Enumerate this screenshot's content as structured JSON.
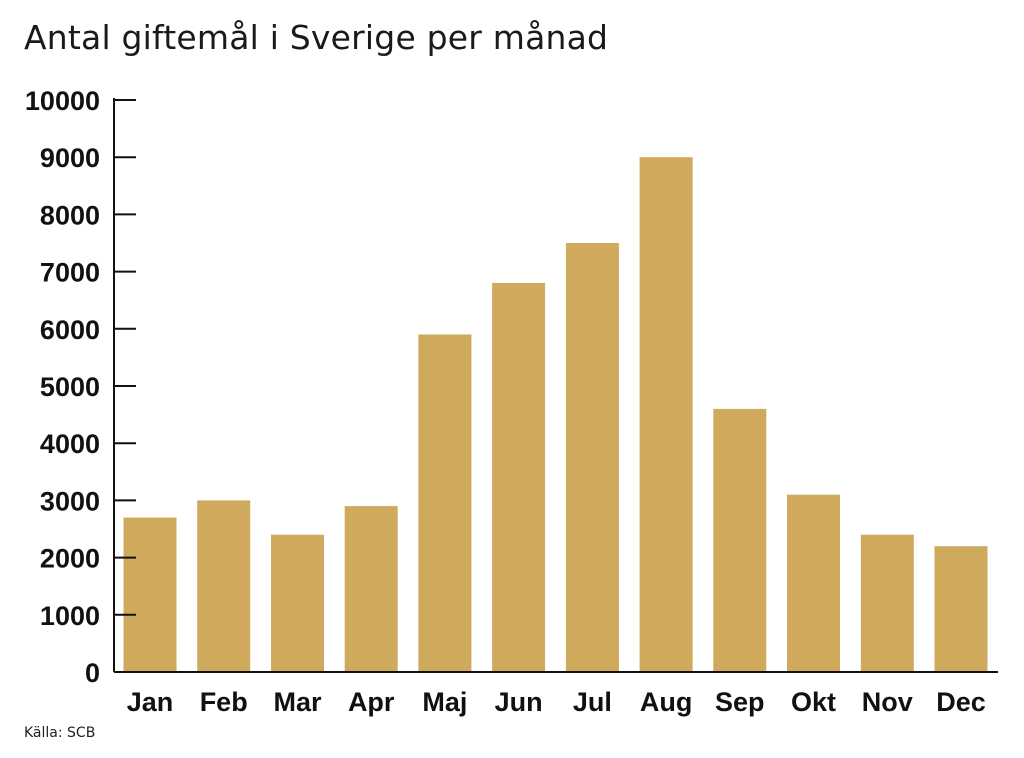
{
  "chart_data": {
    "type": "bar",
    "title": "Antal giftemål i Sverige per månad",
    "source": "Källa: SCB",
    "categories": [
      "Jan",
      "Feb",
      "Mar",
      "Apr",
      "Maj",
      "Jun",
      "Jul",
      "Aug",
      "Sep",
      "Okt",
      "Nov",
      "Dec"
    ],
    "values": [
      2700,
      3000,
      2400,
      2900,
      5900,
      6800,
      7500,
      9000,
      4600,
      3100,
      2400,
      2200
    ],
    "yticks": [
      "0",
      "1000",
      "2000",
      "3000",
      "4000",
      "5000",
      "6000",
      "7000",
      "8000",
      "9000",
      "10000"
    ],
    "ylim": [
      0,
      10000
    ],
    "xlabel": "",
    "ylabel": "",
    "grid": false,
    "legend": "none",
    "bar_color": "#cfa95c",
    "axis_color": "#111111"
  }
}
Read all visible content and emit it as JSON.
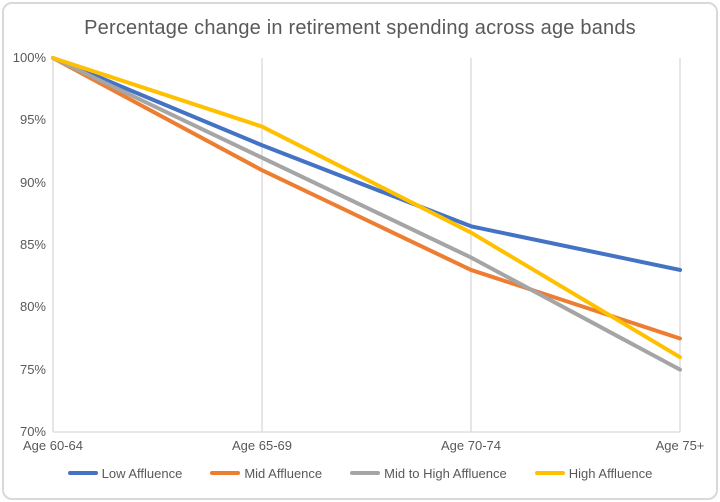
{
  "chart_data": {
    "type": "line",
    "title": "Percentage change in retirement spending across age bands",
    "categories": [
      "Age 60-64",
      "Age 65-69",
      "Age 70-74",
      "Age 75+"
    ],
    "series": [
      {
        "name": "Low Affluence",
        "color": "#4472C4",
        "values": [
          100,
          93,
          86.5,
          83
        ]
      },
      {
        "name": "Mid Affluence",
        "color": "#ED7D31",
        "values": [
          100,
          91,
          83,
          77.5
        ]
      },
      {
        "name": "Mid to High Affluence",
        "color": "#A5A5A5",
        "values": [
          100,
          92,
          84,
          75
        ]
      },
      {
        "name": "High Affluence",
        "color": "#FFC000",
        "values": [
          100,
          94.5,
          86,
          76
        ]
      }
    ],
    "y_ticks": [
      {
        "label": "100%",
        "value": 100
      },
      {
        "label": "95%",
        "value": 95
      },
      {
        "label": "90%",
        "value": 90
      },
      {
        "label": "85%",
        "value": 85
      },
      {
        "label": "80%",
        "value": 80
      },
      {
        "label": "75%",
        "value": 75
      },
      {
        "label": "70%",
        "value": 70
      }
    ],
    "ylim": [
      70,
      100
    ],
    "xlabel": "",
    "ylabel": "",
    "grid": "vertical-only",
    "legend_position": "bottom"
  },
  "colors": {
    "background": "#FFFFFF",
    "frame_border": "#D9D9D9",
    "gridline": "#D9D9D9",
    "axis": "#D9D9D9",
    "text": "#595959"
  }
}
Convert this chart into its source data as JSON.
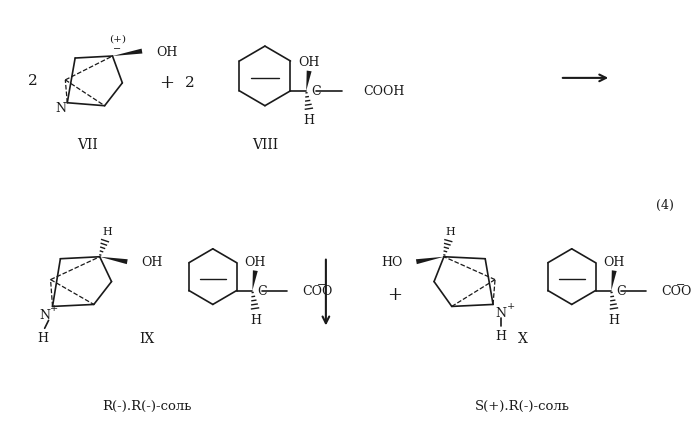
{
  "bg_color": "#ffffff",
  "text_color": "#1a1a1a",
  "line_color": "#1a1a1a",
  "figsize": [
    6.99,
    4.35
  ],
  "dpi": 100,
  "label_VII": "VII",
  "label_VIII": "VIII",
  "label_IX": "IX",
  "label_X": "X",
  "label_4": "(4)",
  "label_rx1": "R(-).R(-)-соль",
  "label_rx2": "S(+).R(-)-соль"
}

— EXERCISE DETAILS —
Write out each line of the data exactly; the images should be left out.

— TASK SOLUTION —
Enumerate this screenshot's content as structured JSON.
{
  "chart_data": {
    "type": "bar",
    "title": "Antal giftemål i Sverige per månad",
    "source": "Källa: SCB",
    "categories": [
      "Jan",
      "Feb",
      "Mar",
      "Apr",
      "Maj",
      "Jun",
      "Jul",
      "Aug",
      "Sep",
      "Okt",
      "Nov",
      "Dec"
    ],
    "values": [
      2700,
      3000,
      2400,
      2900,
      5900,
      6800,
      7500,
      9000,
      4600,
      3100,
      2400,
      2200
    ],
    "yticks": [
      "0",
      "1000",
      "2000",
      "3000",
      "4000",
      "5000",
      "6000",
      "7000",
      "8000",
      "9000",
      "10000"
    ],
    "ylim": [
      0,
      10000
    ],
    "xlabel": "",
    "ylabel": "",
    "grid": false,
    "legend": "none",
    "bar_color": "#cfa95c",
    "axis_color": "#111111"
  }
}
Read all visible content and emit it as JSON.
{
  "chart_data": {
    "type": "line",
    "title": "Percentage change in retirement spending across age bands",
    "categories": [
      "Age 60-64",
      "Age 65-69",
      "Age 70-74",
      "Age 75+"
    ],
    "series": [
      {
        "name": "Low Affluence",
        "color": "#4472C4",
        "values": [
          100,
          93,
          86.5,
          83
        ]
      },
      {
        "name": "Mid Affluence",
        "color": "#ED7D31",
        "values": [
          100,
          91,
          83,
          77.5
        ]
      },
      {
        "name": "Mid to High Affluence",
        "color": "#A5A5A5",
        "values": [
          100,
          92,
          84,
          75
        ]
      },
      {
        "name": "High Affluence",
        "color": "#FFC000",
        "values": [
          100,
          94.5,
          86,
          76
        ]
      }
    ],
    "y_ticks": [
      {
        "label": "100%",
        "value": 100
      },
      {
        "label": "95%",
        "value": 95
      },
      {
        "label": "90%",
        "value": 90
      },
      {
        "label": "85%",
        "value": 85
      },
      {
        "label": "80%",
        "value": 80
      },
      {
        "label": "75%",
        "value": 75
      },
      {
        "label": "70%",
        "value": 70
      }
    ],
    "ylim": [
      70,
      100
    ],
    "xlabel": "",
    "ylabel": "",
    "grid": "vertical-only",
    "legend_position": "bottom"
  },
  "colors": {
    "background": "#FFFFFF",
    "frame_border": "#D9D9D9",
    "gridline": "#D9D9D9",
    "axis": "#D9D9D9",
    "text": "#595959"
  }
}
Convert this chart into its source data as JSON.
{
  "bg_color": "#ffffff",
  "text_color": "#1a1a1a",
  "line_color": "#1a1a1a",
  "figsize": [
    6.99,
    4.35
  ],
  "dpi": 100,
  "label_VII": "VII",
  "label_VIII": "VIII",
  "label_IX": "IX",
  "label_X": "X",
  "label_4": "(4)",
  "label_rx1": "R(-).R(-)-соль",
  "label_rx2": "S(+).R(-)-соль"
}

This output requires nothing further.